Every record that follows must be duplicated exactly, with images left out.

Extracted data entries:
···
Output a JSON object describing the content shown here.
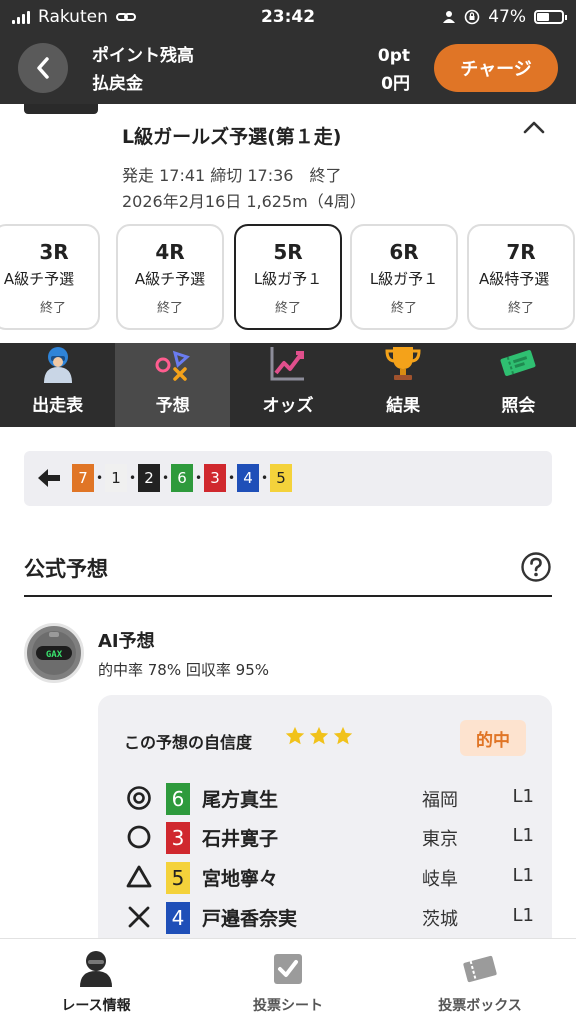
{
  "status_bar": {
    "carrier": "Rakuten",
    "time": "23:42",
    "battery": "47%"
  },
  "header": {
    "points_label": "ポイント残高",
    "points_value": "0pt",
    "refund_label": "払戻金",
    "refund_value": "0円",
    "charge_button": "チャージ"
  },
  "race": {
    "title": "L級ガールズ予選(第１走)",
    "time_info": "発走 17:41 締切 17:36　終了",
    "date_info": "2026年2月16日 1,625m（4周）"
  },
  "race_tabs": [
    {
      "num": "3R",
      "name": "A級チ予選",
      "status": "終了"
    },
    {
      "num": "4R",
      "name": "A級チ予選",
      "status": "終了"
    },
    {
      "num": "5R",
      "name": "L級ガ予１",
      "status": "終了"
    },
    {
      "num": "6R",
      "name": "L級ガ予１",
      "status": "終了"
    },
    {
      "num": "7R",
      "name": "A級特予選",
      "status": "終了"
    }
  ],
  "nav": [
    {
      "label": "出走表",
      "icon": "rider-icon"
    },
    {
      "label": "予想",
      "icon": "prediction-icon"
    },
    {
      "label": "オッズ",
      "icon": "odds-chart-icon"
    },
    {
      "label": "結果",
      "icon": "trophy-icon"
    },
    {
      "label": "照会",
      "icon": "ticket-icon"
    }
  ],
  "result_order": {
    "numbers": [
      "7",
      "1",
      "2",
      "6",
      "3",
      "4",
      "5"
    ],
    "colors": {
      "1": {
        "bg": "#f0f0f0",
        "fg": "#222222"
      },
      "2": {
        "bg": "#222222",
        "fg": "#ffffff"
      },
      "3": {
        "bg": "#d0282e",
        "fg": "#ffffff"
      },
      "4": {
        "bg": "#1f4fb8",
        "fg": "#ffffff"
      },
      "5": {
        "bg": "#f4d23b",
        "fg": "#222222"
      },
      "6": {
        "bg": "#2e9a3c",
        "fg": "#ffffff"
      },
      "7": {
        "bg": "#e07526",
        "fg": "#ffffff"
      }
    }
  },
  "official": {
    "section_title": "公式予想",
    "ai_name": "AI予想",
    "ai_stats": "的中率 78%  回収率 95%",
    "confidence_label": "この予想の自信度",
    "confidence_stars": 3,
    "hit_badge": "的中",
    "picks": [
      {
        "mark": "double-circle",
        "num": "6",
        "name": "尾方真生",
        "pref": "福岡",
        "cls": "L1"
      },
      {
        "mark": "circle",
        "num": "3",
        "name": "石井寛子",
        "pref": "東京",
        "cls": "L1"
      },
      {
        "mark": "triangle",
        "num": "5",
        "name": "宮地寧々",
        "pref": "岐阜",
        "cls": "L1"
      },
      {
        "mark": "cross",
        "num": "4",
        "name": "戸邉香奈実",
        "pref": "茨城",
        "cls": "L1"
      }
    ]
  },
  "tabbar": [
    {
      "label": "レース情報",
      "icon": "race-info-icon"
    },
    {
      "label": "投票シート",
      "icon": "vote-sheet-icon"
    },
    {
      "label": "投票ボックス",
      "icon": "vote-box-icon"
    }
  ],
  "accent_color": "#e07526"
}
···
Full response:
Output a JSON object describing the content shown here.
{
  "status_bar": {
    "carrier": "Rakuten",
    "time": "23:42",
    "battery": "47%"
  },
  "header": {
    "points_label": "ポイント残高",
    "points_value": "0pt",
    "refund_label": "払戻金",
    "refund_value": "0円",
    "charge_button": "チャージ"
  },
  "race": {
    "title": "L級ガールズ予選(第１走)",
    "time_info": "発走 17:41 締切 17:36　終了",
    "date_info": "2026年2月16日 1,625m（4周）"
  },
  "race_tabs": [
    {
      "num": "3R",
      "name": "A級チ予選",
      "status": "終了"
    },
    {
      "num": "4R",
      "name": "A級チ予選",
      "status": "終了"
    },
    {
      "num": "5R",
      "name": "L級ガ予１",
      "status": "終了"
    },
    {
      "num": "6R",
      "name": "L級ガ予１",
      "status": "終了"
    },
    {
      "num": "7R",
      "name": "A級特予選",
      "status": "終了"
    }
  ],
  "nav": [
    {
      "label": "出走表",
      "icon": "rider-icon"
    },
    {
      "label": "予想",
      "icon": "prediction-icon"
    },
    {
      "label": "オッズ",
      "icon": "odds-chart-icon"
    },
    {
      "label": "結果",
      "icon": "trophy-icon"
    },
    {
      "label": "照会",
      "icon": "ticket-icon"
    }
  ],
  "result_order": {
    "numbers": [
      "7",
      "1",
      "2",
      "6",
      "3",
      "4",
      "5"
    ],
    "colors": {
      "1": {
        "bg": "#f0f0f0",
        "fg": "#222222"
      },
      "2": {
        "bg": "#222222",
        "fg": "#ffffff"
      },
      "3": {
        "bg": "#d0282e",
        "fg": "#ffffff"
      },
      "4": {
        "bg": "#1f4fb8",
        "fg": "#ffffff"
      },
      "5": {
        "bg": "#f4d23b",
        "fg": "#222222"
      },
      "6": {
        "bg": "#2e9a3c",
        "fg": "#ffffff"
      },
      "7": {
        "bg": "#e07526",
        "fg": "#ffffff"
      }
    }
  },
  "official": {
    "section_title": "公式予想",
    "ai_name": "AI予想",
    "ai_stats": "的中率 78%  回収率 95%",
    "confidence_label": "この予想の自信度",
    "confidence_stars": 3,
    "hit_badge": "的中",
    "picks": [
      {
        "mark": "double-circle",
        "num": "6",
        "name": "尾方真生",
        "pref": "福岡",
        "cls": "L1"
      },
      {
        "mark": "circle",
        "num": "3",
        "name": "石井寛子",
        "pref": "東京",
        "cls": "L1"
      },
      {
        "mark": "triangle",
        "num": "5",
        "name": "宮地寧々",
        "pref": "岐阜",
        "cls": "L1"
      },
      {
        "mark": "cross",
        "num": "4",
        "name": "戸邉香奈実",
        "pref": "茨城",
        "cls": "L1"
      }
    ]
  },
  "tabbar": [
    {
      "label": "レース情報",
      "icon": "race-info-icon"
    },
    {
      "label": "投票シート",
      "icon": "vote-sheet-icon"
    },
    {
      "label": "投票ボックス",
      "icon": "vote-box-icon"
    }
  ],
  "accent_color": "#e07526"
}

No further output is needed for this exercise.